■ **Data entries**:
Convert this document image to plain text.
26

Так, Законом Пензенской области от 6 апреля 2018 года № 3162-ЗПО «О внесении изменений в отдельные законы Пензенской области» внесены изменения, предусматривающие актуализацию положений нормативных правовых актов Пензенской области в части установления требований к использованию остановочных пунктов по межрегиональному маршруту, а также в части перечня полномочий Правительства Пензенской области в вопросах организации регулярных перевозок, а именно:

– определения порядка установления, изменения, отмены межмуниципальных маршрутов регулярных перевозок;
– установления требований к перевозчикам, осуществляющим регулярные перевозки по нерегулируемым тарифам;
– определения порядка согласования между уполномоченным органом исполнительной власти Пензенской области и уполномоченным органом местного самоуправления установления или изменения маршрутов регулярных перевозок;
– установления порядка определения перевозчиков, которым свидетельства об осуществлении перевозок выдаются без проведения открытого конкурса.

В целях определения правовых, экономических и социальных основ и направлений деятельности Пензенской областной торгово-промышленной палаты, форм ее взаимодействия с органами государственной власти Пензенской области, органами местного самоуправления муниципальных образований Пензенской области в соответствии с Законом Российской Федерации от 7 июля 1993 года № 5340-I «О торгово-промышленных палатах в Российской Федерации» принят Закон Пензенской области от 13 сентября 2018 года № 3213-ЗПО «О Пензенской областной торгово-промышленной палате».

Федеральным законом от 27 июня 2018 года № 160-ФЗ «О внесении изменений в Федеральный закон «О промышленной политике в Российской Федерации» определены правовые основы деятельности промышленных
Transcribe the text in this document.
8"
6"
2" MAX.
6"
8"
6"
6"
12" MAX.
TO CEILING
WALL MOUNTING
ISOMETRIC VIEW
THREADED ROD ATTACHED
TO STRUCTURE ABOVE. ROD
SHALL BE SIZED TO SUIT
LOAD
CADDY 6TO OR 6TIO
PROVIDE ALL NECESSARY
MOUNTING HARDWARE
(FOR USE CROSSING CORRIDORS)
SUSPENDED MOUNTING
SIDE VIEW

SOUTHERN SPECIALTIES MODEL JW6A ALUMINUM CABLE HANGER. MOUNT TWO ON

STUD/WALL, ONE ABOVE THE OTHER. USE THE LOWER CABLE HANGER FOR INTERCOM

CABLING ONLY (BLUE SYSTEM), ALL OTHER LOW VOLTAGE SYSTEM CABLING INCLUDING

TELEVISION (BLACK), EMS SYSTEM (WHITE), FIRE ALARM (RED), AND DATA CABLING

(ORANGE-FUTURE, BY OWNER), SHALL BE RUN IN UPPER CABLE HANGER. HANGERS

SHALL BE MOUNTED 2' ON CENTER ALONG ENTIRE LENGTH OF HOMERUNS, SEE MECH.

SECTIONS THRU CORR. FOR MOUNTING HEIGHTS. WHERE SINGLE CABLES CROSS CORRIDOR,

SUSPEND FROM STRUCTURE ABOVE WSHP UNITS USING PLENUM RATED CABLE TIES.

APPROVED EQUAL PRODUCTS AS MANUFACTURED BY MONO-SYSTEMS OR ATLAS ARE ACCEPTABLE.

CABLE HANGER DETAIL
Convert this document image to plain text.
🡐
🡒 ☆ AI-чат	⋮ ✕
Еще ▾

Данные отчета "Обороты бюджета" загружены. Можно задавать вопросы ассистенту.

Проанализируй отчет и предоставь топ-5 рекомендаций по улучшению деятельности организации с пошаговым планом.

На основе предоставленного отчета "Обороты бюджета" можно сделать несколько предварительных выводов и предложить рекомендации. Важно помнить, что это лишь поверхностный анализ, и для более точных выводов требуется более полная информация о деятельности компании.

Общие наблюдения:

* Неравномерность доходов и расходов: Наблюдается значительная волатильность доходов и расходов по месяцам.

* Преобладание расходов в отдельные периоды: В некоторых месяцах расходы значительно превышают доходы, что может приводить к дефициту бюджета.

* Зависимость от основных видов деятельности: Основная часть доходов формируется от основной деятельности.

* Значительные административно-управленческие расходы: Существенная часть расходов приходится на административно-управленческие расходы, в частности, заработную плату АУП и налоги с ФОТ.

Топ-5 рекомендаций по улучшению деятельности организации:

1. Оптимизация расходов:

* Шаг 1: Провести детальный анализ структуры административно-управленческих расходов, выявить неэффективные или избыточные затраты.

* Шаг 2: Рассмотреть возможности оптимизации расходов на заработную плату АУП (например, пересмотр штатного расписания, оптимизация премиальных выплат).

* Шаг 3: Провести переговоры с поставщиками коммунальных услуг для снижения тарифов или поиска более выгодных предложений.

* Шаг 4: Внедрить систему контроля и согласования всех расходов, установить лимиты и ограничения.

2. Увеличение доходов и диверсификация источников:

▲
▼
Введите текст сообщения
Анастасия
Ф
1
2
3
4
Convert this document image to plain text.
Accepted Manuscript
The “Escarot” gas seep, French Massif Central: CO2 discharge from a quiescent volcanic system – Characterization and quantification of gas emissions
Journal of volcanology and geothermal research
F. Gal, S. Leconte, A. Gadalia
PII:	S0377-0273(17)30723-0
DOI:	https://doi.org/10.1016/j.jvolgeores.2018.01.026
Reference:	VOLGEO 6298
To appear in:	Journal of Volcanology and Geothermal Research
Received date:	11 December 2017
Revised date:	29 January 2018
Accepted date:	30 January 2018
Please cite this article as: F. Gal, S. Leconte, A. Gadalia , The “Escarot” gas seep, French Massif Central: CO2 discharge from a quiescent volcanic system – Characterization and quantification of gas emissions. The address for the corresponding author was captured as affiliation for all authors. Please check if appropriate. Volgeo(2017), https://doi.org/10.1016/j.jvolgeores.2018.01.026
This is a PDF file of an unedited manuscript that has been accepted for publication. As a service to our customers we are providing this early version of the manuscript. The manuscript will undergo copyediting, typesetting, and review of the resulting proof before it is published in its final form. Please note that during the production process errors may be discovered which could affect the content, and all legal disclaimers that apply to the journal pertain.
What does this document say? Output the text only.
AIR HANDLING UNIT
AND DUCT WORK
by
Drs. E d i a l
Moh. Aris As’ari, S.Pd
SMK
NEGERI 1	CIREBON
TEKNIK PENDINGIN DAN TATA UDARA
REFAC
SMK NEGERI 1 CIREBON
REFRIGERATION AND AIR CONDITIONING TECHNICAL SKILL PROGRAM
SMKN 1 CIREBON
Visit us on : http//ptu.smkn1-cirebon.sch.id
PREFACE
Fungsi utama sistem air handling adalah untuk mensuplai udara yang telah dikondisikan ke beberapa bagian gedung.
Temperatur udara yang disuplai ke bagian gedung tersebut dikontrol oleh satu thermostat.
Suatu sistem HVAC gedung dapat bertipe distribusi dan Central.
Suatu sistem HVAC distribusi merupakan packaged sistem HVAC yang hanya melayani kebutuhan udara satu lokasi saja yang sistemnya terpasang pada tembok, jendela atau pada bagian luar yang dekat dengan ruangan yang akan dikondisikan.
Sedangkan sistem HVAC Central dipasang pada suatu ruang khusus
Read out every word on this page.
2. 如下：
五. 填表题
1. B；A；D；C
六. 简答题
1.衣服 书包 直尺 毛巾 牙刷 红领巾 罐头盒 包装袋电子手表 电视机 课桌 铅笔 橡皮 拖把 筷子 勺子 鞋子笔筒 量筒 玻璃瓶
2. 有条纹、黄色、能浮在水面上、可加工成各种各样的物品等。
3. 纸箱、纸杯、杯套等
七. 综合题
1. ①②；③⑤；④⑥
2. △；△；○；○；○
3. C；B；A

■ **YOUR OBJECTIVE**:
Repeat every entry word for word.

■ **TASK RESPONSE**:
Convert this document image to plain text.
26

Так, Законом Пензенской области от 6 апреля 2018 года № 3162-ЗПО «О внесении изменений в отдельные законы Пензенской области» внесены изменения, предусматривающие актуализацию положений нормативных правовых актов Пензенской области в части установления требований к использованию остановочных пунктов по межрегиональному маршруту, а также в части перечня полномочий Правительства Пензенской области в вопросах организации регулярных перевозок, а именно:

– определения порядка установления, изменения, отмены межмуниципальных маршрутов регулярных перевозок;
– установления требований к перевозчикам, осуществляющим регулярные перевозки по нерегулируемым тарифам;
– определения порядка согласования между уполномоченным органом исполнительной власти Пензенской области и уполномоченным органом местного самоуправления установления или изменения маршрутов регулярных перевозок;
– установления порядка определения перевозчиков, которым свидетельства об осуществлении перевозок выдаются без проведения открытого конкурса.

В целях определения правовых, экономических и социальных основ и направлений деятельности Пензенской областной торгово-промышленной палаты, форм ее взаимодействия с органами государственной власти Пензенской области, органами местного самоуправления муниципальных образований Пензенской области в соответствии с Законом Российской Федерации от 7 июля 1993 года № 5340-I «О торгово-промышленных палатах в Российской Федерации» принят Закон Пензенской области от 13 сентября 2018 года № 3213-ЗПО «О Пензенской областной торгово-промышленной палате».

Федеральным законом от 27 июня 2018 года № 160-ФЗ «О внесении изменений в Федеральный закон «О промышленной политике в Российской Федерации» определены правовые основы деятельности промышленных
Transcribe the text in this document.
8"
6"
2" MAX.
6"
8"
6"
6"
12" MAX.
TO CEILING
WALL MOUNTING
ISOMETRIC VIEW
THREADED ROD ATTACHED
TO STRUCTURE ABOVE. ROD
SHALL BE SIZED TO SUIT
LOAD
CADDY 6TO OR 6TIO
PROVIDE ALL NECESSARY
MOUNTING HARDWARE
(FOR USE CROSSING CORRIDORS)
SUSPENDED MOUNTING
SIDE VIEW

SOUTHERN SPECIALTIES MODEL JW6A ALUMINUM CABLE HANGER. MOUNT TWO ON

STUD/WALL, ONE ABOVE THE OTHER. USE THE LOWER CABLE HANGER FOR INTERCOM

CABLING ONLY (BLUE SYSTEM), ALL OTHER LOW VOLTAGE SYSTEM CABLING INCLUDING

TELEVISION (BLACK), EMS SYSTEM (WHITE), FIRE ALARM (RED), AND DATA CABLING

(ORANGE-FUTURE, BY OWNER), SHALL BE RUN IN UPPER CABLE HANGER. HANGERS

SHALL BE MOUNTED 2' ON CENTER ALONG ENTIRE LENGTH OF HOMERUNS, SEE MECH.

SECTIONS THRU CORR. FOR MOUNTING HEIGHTS. WHERE SINGLE CABLES CROSS CORRIDOR,

SUSPEND FROM STRUCTURE ABOVE WSHP UNITS USING PLENUM RATED CABLE TIES.

APPROVED EQUAL PRODUCTS AS MANUFACTURED BY MONO-SYSTEMS OR ATLAS ARE ACCEPTABLE.

CABLE HANGER DETAIL
Convert this document image to plain text.
🡐
🡒 ☆ AI-чат	⋮ ✕
Еще ▾

Данные отчета "Обороты бюджета" загружены. Можно задавать вопросы ассистенту.

Проанализируй отчет и предоставь топ-5 рекомендаций по улучшению деятельности организации с пошаговым планом.

На основе предоставленного отчета "Обороты бюджета" можно сделать несколько предварительных выводов и предложить рекомендации. Важно помнить, что это лишь поверхностный анализ, и для более точных выводов требуется более полная информация о деятельности компании.

Общие наблюдения:

* Неравномерность доходов и расходов: Наблюдается значительная волатильность доходов и расходов по месяцам.

* Преобладание расходов в отдельные периоды: В некоторых месяцах расходы значительно превышают доходы, что может приводить к дефициту бюджета.

* Зависимость от основных видов деятельности: Основная часть доходов формируется от основной деятельности.

* Значительные административно-управленческие расходы: Существенная часть расходов приходится на административно-управленческие расходы, в частности, заработную плату АУП и налоги с ФОТ.

Топ-5 рекомендаций по улучшению деятельности организации:

1. Оптимизация расходов:

* Шаг 1: Провести детальный анализ структуры административно-управленческих расходов, выявить неэффективные или избыточные затраты.

* Шаг 2: Рассмотреть возможности оптимизации расходов на заработную плату АУП (например, пересмотр штатного расписания, оптимизация премиальных выплат).

* Шаг 3: Провести переговоры с поставщиками коммунальных услуг для снижения тарифов или поиска более выгодных предложений.

* Шаг 4: Внедрить систему контроля и согласования всех расходов, установить лимиты и ограничения.

2. Увеличение доходов и диверсификация источников:

▲
▼
Введите текст сообщения
Анастасия
Ф
1
2
3
4
Convert this document image to plain text.
Accepted Manuscript
The “Escarot” gas seep, French Massif Central: CO2 discharge from a quiescent volcanic system – Characterization and quantification of gas emissions
Journal of volcanology and geothermal research
F. Gal, S. Leconte, A. Gadalia
PII:	S0377-0273(17)30723-0
DOI:	https://doi.org/10.1016/j.jvolgeores.2018.01.026
Reference:	VOLGEO 6298
To appear in:	Journal of Volcanology and Geothermal Research
Received date:	11 December 2017
Revised date:	29 January 2018
Accepted date:	30 January 2018
Please cite this article as: F. Gal, S. Leconte, A. Gadalia , The “Escarot” gas seep, French Massif Central: CO2 discharge from a quiescent volcanic system – Characterization and quantification of gas emissions. The address for the corresponding author was captured as affiliation for all authors. Please check if appropriate. Volgeo(2017), https://doi.org/10.1016/j.jvolgeores.2018.01.026
This is a PDF file of an unedited manuscript that has been accepted for publication. As a service to our customers we are providing this early version of the manuscript. The manuscript will undergo copyediting, typesetting, and review of the resulting proof before it is published in its final form. Please note that during the production process errors may be discovered which could affect the content, and all legal disclaimers that apply to the journal pertain.
What does this document say? Output the text only.
AIR HANDLING UNIT
AND DUCT WORK
by
Drs. E d i a l
Moh. Aris As’ari, S.Pd
SMK
NEGERI 1	CIREBON
TEKNIK PENDINGIN DAN TATA UDARA
REFAC
SMK NEGERI 1 CIREBON
REFRIGERATION AND AIR CONDITIONING TECHNICAL SKILL PROGRAM
SMKN 1 CIREBON
Visit us on : http//ptu.smkn1-cirebon.sch.id
PREFACE
Fungsi utama sistem air handling adalah untuk mensuplai udara yang telah dikondisikan ke beberapa bagian gedung.
Temperatur udara yang disuplai ke bagian gedung tersebut dikontrol oleh satu thermostat.
Suatu sistem HVAC gedung dapat bertipe distribusi dan Central.
Suatu sistem HVAC distribusi merupakan packaged sistem HVAC yang hanya melayani kebutuhan udara satu lokasi saja yang sistemnya terpasang pada tembok, jendela atau pada bagian luar yang dekat dengan ruangan yang akan dikondisikan.
Sedangkan sistem HVAC Central dipasang pada suatu ruang khusus
Read out every word on this page.
2. 如下：
五. 填表题
1. B；A；D；C
六. 简答题
1.衣服 书包 直尺 毛巾 牙刷 红领巾 罐头盒 包装袋电子手表 电视机 课桌 铅笔 橡皮 拖把 筷子 勺子 鞋子笔筒 量筒 玻璃瓶
2. 有条纹、黄色、能浮在水面上、可加工成各种各样的物品等。
3. 纸箱、纸杯、杯套等
七. 综合题
1. ①②；③⑤；④⑥
2. △；△；○；○；○
3. C；B；A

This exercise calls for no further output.